Stored records

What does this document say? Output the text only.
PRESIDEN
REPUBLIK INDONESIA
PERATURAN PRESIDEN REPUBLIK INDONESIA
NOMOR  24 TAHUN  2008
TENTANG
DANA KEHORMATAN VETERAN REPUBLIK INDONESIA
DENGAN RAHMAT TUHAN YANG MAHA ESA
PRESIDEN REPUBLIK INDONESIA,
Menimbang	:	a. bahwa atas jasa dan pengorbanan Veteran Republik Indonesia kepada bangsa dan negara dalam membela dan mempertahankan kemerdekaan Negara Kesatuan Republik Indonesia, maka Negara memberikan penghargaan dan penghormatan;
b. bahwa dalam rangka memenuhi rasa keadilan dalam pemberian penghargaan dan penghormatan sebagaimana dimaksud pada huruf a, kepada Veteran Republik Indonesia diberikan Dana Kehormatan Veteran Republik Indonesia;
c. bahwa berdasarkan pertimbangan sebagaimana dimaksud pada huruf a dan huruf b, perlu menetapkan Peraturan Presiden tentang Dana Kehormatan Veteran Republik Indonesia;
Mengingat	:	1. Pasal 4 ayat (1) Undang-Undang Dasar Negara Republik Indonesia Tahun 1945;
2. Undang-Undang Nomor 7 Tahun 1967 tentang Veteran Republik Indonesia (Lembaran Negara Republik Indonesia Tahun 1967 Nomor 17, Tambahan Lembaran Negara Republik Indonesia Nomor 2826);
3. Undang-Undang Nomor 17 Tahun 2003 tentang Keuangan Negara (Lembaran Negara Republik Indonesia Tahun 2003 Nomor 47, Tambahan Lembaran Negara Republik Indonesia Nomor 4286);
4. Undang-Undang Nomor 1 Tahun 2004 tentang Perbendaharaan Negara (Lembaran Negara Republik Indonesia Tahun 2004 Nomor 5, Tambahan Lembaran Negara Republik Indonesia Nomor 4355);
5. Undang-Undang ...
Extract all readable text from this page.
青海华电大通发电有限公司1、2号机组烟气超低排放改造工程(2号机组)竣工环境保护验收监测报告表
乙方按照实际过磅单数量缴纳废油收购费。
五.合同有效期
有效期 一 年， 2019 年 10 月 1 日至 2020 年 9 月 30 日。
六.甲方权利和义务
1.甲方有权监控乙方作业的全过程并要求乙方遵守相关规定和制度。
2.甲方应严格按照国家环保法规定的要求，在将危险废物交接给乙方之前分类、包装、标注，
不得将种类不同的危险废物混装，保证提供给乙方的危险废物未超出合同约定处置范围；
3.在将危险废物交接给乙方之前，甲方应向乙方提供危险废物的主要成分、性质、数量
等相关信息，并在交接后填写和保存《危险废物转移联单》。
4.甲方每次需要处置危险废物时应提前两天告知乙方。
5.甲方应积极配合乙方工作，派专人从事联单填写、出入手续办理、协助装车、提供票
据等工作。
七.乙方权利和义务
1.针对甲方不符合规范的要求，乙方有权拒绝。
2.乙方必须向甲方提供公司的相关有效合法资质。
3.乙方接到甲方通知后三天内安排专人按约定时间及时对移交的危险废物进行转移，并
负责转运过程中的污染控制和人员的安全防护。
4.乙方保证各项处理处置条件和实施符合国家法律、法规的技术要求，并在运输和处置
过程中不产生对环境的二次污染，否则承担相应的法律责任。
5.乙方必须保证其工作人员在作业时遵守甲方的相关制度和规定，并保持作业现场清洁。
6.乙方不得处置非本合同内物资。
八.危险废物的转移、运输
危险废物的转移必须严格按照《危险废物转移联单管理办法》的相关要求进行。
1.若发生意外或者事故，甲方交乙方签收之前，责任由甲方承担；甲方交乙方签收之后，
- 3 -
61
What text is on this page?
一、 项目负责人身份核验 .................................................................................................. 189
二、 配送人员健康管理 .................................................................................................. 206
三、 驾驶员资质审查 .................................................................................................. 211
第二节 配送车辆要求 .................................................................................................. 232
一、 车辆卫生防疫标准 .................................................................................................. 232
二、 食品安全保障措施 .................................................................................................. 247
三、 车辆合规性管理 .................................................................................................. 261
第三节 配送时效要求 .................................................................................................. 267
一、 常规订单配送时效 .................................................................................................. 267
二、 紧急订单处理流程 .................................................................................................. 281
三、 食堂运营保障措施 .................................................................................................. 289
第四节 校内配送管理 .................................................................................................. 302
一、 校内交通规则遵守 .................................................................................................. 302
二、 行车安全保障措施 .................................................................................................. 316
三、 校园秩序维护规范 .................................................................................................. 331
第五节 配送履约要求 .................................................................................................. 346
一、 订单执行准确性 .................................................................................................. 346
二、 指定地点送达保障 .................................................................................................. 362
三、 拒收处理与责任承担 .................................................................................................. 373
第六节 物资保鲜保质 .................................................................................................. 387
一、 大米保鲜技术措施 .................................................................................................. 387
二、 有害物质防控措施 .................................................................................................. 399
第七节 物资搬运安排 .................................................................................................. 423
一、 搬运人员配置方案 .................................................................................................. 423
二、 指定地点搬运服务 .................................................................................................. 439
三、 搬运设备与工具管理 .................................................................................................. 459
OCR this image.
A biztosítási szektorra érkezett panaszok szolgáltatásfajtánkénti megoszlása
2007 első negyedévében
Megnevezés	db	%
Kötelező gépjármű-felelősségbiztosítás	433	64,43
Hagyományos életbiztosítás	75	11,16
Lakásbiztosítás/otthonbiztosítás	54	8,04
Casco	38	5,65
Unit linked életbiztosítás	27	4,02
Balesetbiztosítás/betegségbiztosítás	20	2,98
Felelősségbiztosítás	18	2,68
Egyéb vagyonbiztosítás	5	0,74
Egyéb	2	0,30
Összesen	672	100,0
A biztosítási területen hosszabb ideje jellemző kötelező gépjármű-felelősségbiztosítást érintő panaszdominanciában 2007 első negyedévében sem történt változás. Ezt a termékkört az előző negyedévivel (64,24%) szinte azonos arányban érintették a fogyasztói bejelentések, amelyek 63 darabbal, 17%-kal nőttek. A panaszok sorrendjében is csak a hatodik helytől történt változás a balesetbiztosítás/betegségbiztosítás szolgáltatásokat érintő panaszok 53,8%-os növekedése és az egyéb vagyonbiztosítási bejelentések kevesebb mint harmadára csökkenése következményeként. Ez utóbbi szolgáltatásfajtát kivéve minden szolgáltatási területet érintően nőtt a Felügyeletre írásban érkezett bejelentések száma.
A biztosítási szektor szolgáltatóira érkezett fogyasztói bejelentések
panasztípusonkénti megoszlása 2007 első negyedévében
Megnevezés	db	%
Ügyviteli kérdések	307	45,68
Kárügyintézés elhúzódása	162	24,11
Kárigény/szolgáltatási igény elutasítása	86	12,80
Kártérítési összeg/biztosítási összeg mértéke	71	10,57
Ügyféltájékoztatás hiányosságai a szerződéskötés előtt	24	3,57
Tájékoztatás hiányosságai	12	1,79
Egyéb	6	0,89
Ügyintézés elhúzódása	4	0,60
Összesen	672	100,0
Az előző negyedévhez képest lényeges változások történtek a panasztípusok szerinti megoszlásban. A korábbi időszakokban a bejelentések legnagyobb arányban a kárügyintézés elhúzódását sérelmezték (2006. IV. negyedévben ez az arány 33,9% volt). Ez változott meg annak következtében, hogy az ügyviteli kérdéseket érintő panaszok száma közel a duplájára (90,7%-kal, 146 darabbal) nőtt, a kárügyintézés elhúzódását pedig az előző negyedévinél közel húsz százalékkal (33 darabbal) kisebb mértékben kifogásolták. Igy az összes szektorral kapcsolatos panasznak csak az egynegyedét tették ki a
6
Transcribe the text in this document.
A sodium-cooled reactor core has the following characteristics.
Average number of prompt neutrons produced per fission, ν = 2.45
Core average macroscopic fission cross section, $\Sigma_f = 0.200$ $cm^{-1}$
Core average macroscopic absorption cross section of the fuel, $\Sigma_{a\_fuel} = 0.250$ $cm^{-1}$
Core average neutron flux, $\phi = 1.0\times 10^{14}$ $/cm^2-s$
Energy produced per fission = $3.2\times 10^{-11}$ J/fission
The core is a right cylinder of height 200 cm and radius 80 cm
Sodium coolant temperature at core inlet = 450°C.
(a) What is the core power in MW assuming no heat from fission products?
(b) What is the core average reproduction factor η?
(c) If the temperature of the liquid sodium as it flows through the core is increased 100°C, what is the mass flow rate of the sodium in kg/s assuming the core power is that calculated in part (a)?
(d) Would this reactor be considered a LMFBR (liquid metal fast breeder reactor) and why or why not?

**Short problem**: Please extract exactly, and only, the lines from the line containing "Transcribe the text in this document." through the last line of the records.

**Solution to this exercise**:
Transcribe the text in this document.
A sodium-cooled reactor core has the following characteristics.
Average number of prompt neutrons produced per fission, ν = 2.45
Core average macroscopic fission cross section, $\Sigma_f = 0.200$ $cm^{-1}$
Core average macroscopic absorption cross section of the fuel, $\Sigma_{a\_fuel} = 0.250$ $cm^{-1}$
Core average neutron flux, $\phi = 1.0\times 10^{14}$ $/cm^2-s$
Energy produced per fission = $3.2\times 10^{-11}$ J/fission
The core is a right cylinder of height 200 cm and radius 80 cm
Sodium coolant temperature at core inlet = 450°C.
(a) What is the core power in MW assuming no heat from fission products?
(b) What is the core average reproduction factor η?
(c) If the temperature of the liquid sodium as it flows through the core is increased 100°C, what is the mass flow rate of the sodium in kg/s assuming the core power is that calculated in part (a)?
(d) Would this reactor be considered a LMFBR (liquid metal fast breeder reactor) and why or why not?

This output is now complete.